> **SOURCE RECORDS**:
>>
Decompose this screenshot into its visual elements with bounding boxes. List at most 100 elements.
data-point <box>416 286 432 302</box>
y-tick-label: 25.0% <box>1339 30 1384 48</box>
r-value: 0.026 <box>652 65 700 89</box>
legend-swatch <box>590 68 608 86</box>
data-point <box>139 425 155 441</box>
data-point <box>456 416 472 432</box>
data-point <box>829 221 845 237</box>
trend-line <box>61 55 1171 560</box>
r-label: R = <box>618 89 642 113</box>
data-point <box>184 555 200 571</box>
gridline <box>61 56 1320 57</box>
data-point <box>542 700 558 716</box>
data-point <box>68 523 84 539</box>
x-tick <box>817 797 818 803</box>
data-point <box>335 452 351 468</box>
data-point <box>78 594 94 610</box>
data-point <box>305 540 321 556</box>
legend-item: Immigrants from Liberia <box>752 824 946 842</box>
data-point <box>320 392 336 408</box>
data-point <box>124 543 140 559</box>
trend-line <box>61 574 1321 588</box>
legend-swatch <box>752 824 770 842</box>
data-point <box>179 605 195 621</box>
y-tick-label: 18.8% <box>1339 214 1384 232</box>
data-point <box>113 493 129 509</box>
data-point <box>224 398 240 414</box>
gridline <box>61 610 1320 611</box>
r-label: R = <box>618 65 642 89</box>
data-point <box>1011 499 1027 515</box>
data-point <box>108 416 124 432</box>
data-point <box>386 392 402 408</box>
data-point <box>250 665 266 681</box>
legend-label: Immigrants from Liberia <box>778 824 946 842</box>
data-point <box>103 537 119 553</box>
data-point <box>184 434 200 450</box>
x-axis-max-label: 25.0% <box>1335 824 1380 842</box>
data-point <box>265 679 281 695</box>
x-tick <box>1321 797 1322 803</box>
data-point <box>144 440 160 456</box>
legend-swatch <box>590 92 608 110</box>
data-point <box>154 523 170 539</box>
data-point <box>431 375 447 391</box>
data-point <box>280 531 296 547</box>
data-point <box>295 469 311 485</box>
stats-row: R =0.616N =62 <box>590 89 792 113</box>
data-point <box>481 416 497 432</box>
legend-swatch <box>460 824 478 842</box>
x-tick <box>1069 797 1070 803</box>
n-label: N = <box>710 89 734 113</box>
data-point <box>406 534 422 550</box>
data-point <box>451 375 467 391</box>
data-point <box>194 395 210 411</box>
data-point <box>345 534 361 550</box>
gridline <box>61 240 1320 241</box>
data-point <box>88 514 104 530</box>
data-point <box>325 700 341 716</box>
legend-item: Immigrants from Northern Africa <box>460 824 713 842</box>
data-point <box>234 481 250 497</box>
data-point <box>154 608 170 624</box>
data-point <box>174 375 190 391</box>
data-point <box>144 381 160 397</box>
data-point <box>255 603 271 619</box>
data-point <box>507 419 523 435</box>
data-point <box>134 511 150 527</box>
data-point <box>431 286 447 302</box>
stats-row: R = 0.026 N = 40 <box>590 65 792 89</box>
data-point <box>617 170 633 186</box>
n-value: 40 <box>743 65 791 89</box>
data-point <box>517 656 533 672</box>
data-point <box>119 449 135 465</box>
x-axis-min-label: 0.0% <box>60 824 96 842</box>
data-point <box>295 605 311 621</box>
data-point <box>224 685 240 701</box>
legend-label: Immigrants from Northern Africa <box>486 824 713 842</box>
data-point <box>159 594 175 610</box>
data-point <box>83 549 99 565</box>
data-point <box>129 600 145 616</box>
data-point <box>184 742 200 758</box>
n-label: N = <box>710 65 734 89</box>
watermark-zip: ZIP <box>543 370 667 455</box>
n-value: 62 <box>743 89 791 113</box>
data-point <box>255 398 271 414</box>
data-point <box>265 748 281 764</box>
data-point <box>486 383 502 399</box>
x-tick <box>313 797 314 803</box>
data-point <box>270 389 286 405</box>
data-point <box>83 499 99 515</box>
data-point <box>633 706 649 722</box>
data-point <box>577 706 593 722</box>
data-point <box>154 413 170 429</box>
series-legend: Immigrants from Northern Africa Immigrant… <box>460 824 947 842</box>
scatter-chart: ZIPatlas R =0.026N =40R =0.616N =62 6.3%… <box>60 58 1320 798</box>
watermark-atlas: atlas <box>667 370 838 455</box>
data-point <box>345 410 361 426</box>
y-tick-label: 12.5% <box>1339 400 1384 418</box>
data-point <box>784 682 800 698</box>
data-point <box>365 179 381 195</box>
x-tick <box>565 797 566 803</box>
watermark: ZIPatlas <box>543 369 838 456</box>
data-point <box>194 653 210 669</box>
<<
> **TASK STATEMENT**: Retype every row above, character for character, with nothing added or left out.

> **CORRECT OUTPUT**:
Decompose this screenshot into its visual elements with bounding boxes. List at most 100 elements.
data-point <box>416 286 432 302</box>
y-tick-label: 25.0% <box>1339 30 1384 48</box>
r-value: 0.026 <box>652 65 700 89</box>
legend-swatch <box>590 68 608 86</box>
data-point <box>139 425 155 441</box>
data-point <box>456 416 472 432</box>
data-point <box>829 221 845 237</box>
trend-line <box>61 55 1171 560</box>
r-label: R = <box>618 89 642 113</box>
data-point <box>184 555 200 571</box>
gridline <box>61 56 1320 57</box>
data-point <box>542 700 558 716</box>
data-point <box>68 523 84 539</box>
x-tick <box>817 797 818 803</box>
data-point <box>335 452 351 468</box>
data-point <box>78 594 94 610</box>
data-point <box>305 540 321 556</box>
legend-item: Immigrants from Liberia <box>752 824 946 842</box>
data-point <box>320 392 336 408</box>
data-point <box>124 543 140 559</box>
trend-line <box>61 574 1321 588</box>
legend-swatch <box>752 824 770 842</box>
data-point <box>179 605 195 621</box>
y-tick-label: 18.8% <box>1339 214 1384 232</box>
data-point <box>113 493 129 509</box>
data-point <box>224 398 240 414</box>
gridline <box>61 610 1320 611</box>
r-label: R = <box>618 65 642 89</box>
data-point <box>1011 499 1027 515</box>
data-point <box>108 416 124 432</box>
data-point <box>386 392 402 408</box>
data-point <box>250 665 266 681</box>
legend-label: Immigrants from Liberia <box>778 824 946 842</box>
data-point <box>103 537 119 553</box>
data-point <box>184 434 200 450</box>
x-axis-max-label: 25.0% <box>1335 824 1380 842</box>
data-point <box>265 679 281 695</box>
x-tick <box>1321 797 1322 803</box>
data-point <box>144 440 160 456</box>
legend-swatch <box>590 92 608 110</box>
data-point <box>154 523 170 539</box>
data-point <box>431 375 447 391</box>
data-point <box>280 531 296 547</box>
data-point <box>295 469 311 485</box>
stats-row: R =0.616N =62 <box>590 89 792 113</box>
data-point <box>481 416 497 432</box>
legend-swatch <box>460 824 478 842</box>
x-tick <box>1069 797 1070 803</box>
n-label: N = <box>710 89 734 113</box>
data-point <box>406 534 422 550</box>
data-point <box>451 375 467 391</box>
data-point <box>194 395 210 411</box>
data-point <box>345 534 361 550</box>
gridline <box>61 240 1320 241</box>
data-point <box>88 514 104 530</box>
data-point <box>325 700 341 716</box>
legend-item: Immigrants from Northern Africa <box>460 824 713 842</box>
data-point <box>234 481 250 497</box>
data-point <box>154 608 170 624</box>
data-point <box>174 375 190 391</box>
data-point <box>144 381 160 397</box>
data-point <box>255 603 271 619</box>
data-point <box>507 419 523 435</box>
data-point <box>134 511 150 527</box>
data-point <box>431 286 447 302</box>
stats-row: R = 0.026 N = 40 <box>590 65 792 89</box>
data-point <box>617 170 633 186</box>
n-value: 40 <box>743 65 791 89</box>
data-point <box>517 656 533 672</box>
data-point <box>119 449 135 465</box>
x-axis-min-label: 0.0% <box>60 824 96 842</box>
data-point <box>295 605 311 621</box>
data-point <box>224 685 240 701</box>
legend-label: Immigrants from Northern Africa <box>486 824 713 842</box>
data-point <box>159 594 175 610</box>
data-point <box>83 549 99 565</box>
data-point <box>129 600 145 616</box>
data-point <box>184 742 200 758</box>
n-label: N = <box>710 65 734 89</box>
watermark-zip: ZIP <box>543 370 667 455</box>
n-value: 62 <box>743 89 791 113</box>
data-point <box>255 398 271 414</box>
data-point <box>265 748 281 764</box>
data-point <box>486 383 502 399</box>
x-tick <box>313 797 314 803</box>
data-point <box>270 389 286 405</box>
data-point <box>83 499 99 515</box>
data-point <box>633 706 649 722</box>
data-point <box>577 706 593 722</box>
data-point <box>154 413 170 429</box>
series-legend: Immigrants from Northern Africa Immigrant… <box>460 824 947 842</box>
scatter-chart: ZIPatlas R =0.026N =40R =0.616N =62 6.3%… <box>60 58 1320 798</box>
watermark-atlas: atlas <box>667 370 838 455</box>
data-point <box>345 410 361 426</box>
y-tick-label: 12.5% <box>1339 400 1384 418</box>
data-point <box>784 682 800 698</box>
data-point <box>365 179 381 195</box>
x-tick <box>565 797 566 803</box>
watermark: ZIPatlas <box>543 369 838 456</box>
data-point <box>194 653 210 669</box>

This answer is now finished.